___ Dataset extract
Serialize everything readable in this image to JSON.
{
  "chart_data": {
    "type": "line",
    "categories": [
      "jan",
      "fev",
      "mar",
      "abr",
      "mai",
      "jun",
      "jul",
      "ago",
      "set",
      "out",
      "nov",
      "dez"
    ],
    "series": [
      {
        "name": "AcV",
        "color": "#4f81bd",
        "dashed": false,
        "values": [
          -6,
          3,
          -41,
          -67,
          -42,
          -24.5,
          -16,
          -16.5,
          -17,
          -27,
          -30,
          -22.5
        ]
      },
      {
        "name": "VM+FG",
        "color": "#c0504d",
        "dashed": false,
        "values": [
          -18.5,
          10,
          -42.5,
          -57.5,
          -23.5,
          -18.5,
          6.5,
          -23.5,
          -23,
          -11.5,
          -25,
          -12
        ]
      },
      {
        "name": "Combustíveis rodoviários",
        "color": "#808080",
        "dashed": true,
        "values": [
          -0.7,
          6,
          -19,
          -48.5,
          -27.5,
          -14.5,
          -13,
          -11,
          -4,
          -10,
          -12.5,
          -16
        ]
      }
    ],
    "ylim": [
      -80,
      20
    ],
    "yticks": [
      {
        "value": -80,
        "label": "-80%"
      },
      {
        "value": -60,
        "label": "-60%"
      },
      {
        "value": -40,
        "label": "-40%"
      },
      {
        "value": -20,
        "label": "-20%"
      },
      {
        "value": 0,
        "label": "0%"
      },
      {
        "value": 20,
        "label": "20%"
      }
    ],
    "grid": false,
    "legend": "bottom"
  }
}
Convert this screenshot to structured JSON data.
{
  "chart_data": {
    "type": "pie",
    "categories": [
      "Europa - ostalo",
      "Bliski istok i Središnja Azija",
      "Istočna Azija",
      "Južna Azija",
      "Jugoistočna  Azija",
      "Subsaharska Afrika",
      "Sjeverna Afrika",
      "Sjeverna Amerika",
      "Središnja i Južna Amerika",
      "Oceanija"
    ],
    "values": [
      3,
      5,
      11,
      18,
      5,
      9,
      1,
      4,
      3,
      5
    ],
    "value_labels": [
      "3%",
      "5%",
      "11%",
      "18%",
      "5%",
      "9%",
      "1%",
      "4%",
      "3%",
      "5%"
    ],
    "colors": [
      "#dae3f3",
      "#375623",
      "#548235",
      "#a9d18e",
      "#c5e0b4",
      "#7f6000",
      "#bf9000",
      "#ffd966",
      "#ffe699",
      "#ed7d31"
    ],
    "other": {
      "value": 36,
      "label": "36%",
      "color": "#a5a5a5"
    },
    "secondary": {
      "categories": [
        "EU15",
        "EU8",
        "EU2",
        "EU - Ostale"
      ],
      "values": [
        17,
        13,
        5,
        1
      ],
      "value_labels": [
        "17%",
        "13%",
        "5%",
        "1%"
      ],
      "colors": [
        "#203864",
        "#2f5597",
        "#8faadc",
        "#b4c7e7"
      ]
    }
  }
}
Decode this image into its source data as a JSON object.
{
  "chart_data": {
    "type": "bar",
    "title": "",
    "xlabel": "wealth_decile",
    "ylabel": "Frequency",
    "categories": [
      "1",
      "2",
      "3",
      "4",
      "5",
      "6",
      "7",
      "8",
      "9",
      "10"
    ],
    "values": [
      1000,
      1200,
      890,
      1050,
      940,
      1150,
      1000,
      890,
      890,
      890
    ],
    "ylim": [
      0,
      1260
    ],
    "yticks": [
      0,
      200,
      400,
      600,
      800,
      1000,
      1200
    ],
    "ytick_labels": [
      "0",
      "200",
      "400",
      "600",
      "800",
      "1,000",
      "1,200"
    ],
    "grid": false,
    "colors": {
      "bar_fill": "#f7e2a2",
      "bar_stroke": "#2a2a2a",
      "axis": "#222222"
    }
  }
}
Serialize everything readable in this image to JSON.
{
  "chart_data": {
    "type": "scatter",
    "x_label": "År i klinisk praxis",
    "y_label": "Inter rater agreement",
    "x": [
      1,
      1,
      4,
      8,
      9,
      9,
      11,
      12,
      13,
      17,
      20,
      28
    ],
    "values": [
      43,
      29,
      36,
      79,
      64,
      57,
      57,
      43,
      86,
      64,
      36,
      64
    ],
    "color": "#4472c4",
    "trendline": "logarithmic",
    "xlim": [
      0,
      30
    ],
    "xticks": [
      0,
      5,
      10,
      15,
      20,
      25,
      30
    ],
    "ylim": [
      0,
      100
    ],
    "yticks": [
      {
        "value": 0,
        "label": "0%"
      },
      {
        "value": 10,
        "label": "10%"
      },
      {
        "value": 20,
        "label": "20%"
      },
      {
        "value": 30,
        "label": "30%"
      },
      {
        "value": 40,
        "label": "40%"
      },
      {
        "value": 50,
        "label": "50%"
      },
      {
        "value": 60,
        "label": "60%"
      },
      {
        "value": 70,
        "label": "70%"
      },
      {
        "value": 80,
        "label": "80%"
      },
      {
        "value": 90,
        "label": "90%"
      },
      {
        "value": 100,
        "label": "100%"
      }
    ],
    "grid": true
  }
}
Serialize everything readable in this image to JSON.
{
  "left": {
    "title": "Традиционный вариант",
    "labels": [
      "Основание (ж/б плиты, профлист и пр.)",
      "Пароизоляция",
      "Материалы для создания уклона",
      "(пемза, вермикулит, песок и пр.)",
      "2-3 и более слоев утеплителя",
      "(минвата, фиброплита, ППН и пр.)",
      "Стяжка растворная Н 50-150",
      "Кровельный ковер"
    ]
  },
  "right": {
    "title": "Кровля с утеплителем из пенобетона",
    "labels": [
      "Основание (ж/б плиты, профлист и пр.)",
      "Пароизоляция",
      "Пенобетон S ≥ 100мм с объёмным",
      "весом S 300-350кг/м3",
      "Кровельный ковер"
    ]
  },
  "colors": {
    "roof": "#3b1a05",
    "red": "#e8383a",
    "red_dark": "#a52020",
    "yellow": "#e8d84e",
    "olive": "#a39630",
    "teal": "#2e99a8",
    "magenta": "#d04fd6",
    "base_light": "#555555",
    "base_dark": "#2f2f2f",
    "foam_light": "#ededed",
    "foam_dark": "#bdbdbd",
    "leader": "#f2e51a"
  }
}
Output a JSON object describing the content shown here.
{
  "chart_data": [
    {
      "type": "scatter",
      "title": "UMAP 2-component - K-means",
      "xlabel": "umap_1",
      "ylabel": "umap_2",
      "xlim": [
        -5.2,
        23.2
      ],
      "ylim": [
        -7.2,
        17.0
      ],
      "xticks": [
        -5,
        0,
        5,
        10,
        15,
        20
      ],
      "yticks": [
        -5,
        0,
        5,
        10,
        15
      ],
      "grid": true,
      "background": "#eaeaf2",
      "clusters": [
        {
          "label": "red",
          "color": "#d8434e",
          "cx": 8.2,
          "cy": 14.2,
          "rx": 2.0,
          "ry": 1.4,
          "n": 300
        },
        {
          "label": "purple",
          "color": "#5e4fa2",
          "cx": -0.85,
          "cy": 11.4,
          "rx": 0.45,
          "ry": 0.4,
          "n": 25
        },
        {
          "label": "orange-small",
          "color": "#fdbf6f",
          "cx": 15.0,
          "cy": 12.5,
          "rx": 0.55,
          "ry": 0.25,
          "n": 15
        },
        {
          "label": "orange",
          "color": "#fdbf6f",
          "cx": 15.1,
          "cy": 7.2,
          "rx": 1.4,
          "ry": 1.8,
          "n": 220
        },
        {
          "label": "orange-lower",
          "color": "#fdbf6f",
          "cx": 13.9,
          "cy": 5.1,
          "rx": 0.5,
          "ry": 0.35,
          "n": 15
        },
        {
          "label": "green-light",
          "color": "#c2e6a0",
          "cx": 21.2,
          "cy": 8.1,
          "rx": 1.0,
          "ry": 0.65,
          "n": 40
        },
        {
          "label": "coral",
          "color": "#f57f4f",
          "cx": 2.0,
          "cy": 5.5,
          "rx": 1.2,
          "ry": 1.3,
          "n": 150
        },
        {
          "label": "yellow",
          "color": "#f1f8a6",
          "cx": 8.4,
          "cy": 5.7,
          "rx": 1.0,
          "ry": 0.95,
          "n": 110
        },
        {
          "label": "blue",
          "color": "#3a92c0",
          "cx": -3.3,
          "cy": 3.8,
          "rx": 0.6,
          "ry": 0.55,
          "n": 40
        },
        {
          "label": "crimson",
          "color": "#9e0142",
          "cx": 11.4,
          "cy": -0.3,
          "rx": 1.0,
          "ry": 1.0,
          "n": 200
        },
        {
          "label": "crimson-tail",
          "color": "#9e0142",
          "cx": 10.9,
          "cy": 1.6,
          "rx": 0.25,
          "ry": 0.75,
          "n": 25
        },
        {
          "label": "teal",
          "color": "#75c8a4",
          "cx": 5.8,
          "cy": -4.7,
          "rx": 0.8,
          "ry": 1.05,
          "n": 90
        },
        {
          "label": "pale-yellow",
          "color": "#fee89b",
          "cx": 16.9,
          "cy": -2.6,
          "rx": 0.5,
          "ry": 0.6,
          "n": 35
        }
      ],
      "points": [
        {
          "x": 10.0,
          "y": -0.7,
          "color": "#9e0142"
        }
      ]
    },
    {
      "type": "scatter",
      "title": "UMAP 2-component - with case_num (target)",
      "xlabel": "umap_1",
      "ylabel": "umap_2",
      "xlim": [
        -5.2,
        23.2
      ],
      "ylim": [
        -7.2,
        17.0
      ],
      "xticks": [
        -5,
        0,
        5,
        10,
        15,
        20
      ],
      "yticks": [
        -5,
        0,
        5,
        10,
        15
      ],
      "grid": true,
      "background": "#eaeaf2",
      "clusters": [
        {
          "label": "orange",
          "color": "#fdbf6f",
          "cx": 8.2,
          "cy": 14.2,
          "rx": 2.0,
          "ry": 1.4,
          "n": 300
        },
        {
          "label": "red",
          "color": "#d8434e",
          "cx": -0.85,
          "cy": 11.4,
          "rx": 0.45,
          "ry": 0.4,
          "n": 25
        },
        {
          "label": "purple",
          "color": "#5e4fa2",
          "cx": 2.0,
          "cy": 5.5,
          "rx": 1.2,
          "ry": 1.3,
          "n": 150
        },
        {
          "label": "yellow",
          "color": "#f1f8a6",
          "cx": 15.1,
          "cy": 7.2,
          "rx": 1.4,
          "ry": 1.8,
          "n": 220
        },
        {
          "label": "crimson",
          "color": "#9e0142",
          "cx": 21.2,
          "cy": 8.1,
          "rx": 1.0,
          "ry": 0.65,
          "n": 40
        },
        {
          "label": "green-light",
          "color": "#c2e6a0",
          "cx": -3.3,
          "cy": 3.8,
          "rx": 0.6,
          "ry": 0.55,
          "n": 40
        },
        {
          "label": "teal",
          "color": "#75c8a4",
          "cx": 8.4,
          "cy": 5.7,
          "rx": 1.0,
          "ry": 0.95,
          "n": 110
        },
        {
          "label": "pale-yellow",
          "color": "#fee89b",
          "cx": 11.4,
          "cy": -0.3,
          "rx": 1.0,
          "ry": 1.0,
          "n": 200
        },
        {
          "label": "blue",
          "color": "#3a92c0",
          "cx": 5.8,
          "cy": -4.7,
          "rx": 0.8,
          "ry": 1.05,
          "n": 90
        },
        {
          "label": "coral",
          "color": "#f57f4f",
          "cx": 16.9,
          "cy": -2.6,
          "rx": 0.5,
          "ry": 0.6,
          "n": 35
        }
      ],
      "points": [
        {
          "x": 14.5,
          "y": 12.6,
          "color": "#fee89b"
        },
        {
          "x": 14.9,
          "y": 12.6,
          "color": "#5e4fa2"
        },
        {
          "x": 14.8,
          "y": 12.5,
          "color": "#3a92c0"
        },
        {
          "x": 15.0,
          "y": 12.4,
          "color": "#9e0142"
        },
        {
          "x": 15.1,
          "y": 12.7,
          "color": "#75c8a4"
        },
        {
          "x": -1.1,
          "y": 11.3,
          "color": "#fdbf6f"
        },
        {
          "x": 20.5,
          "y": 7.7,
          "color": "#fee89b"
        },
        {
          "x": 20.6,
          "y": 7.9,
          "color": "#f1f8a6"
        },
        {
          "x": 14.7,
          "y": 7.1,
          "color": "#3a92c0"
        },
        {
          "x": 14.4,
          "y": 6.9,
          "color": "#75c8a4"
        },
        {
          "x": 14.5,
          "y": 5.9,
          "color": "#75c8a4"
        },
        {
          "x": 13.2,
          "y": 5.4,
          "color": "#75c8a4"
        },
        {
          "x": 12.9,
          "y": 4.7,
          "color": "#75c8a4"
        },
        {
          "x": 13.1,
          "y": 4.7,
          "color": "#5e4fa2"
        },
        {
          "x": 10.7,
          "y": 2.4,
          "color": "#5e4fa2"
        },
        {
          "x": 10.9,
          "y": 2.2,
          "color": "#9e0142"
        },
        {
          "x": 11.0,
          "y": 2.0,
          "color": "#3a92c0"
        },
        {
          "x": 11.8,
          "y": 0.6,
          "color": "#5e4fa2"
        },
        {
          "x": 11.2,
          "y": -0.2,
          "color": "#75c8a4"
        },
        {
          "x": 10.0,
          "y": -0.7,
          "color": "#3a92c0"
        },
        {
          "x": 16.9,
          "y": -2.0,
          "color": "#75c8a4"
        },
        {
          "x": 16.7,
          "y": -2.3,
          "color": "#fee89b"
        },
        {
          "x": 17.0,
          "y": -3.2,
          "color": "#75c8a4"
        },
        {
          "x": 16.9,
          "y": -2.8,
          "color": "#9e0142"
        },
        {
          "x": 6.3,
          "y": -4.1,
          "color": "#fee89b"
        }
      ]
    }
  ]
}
______
## What you should do
Reply with the number of lines in the preceding entries that contain "Afrika", and no other words.

## Reply to the exercise
2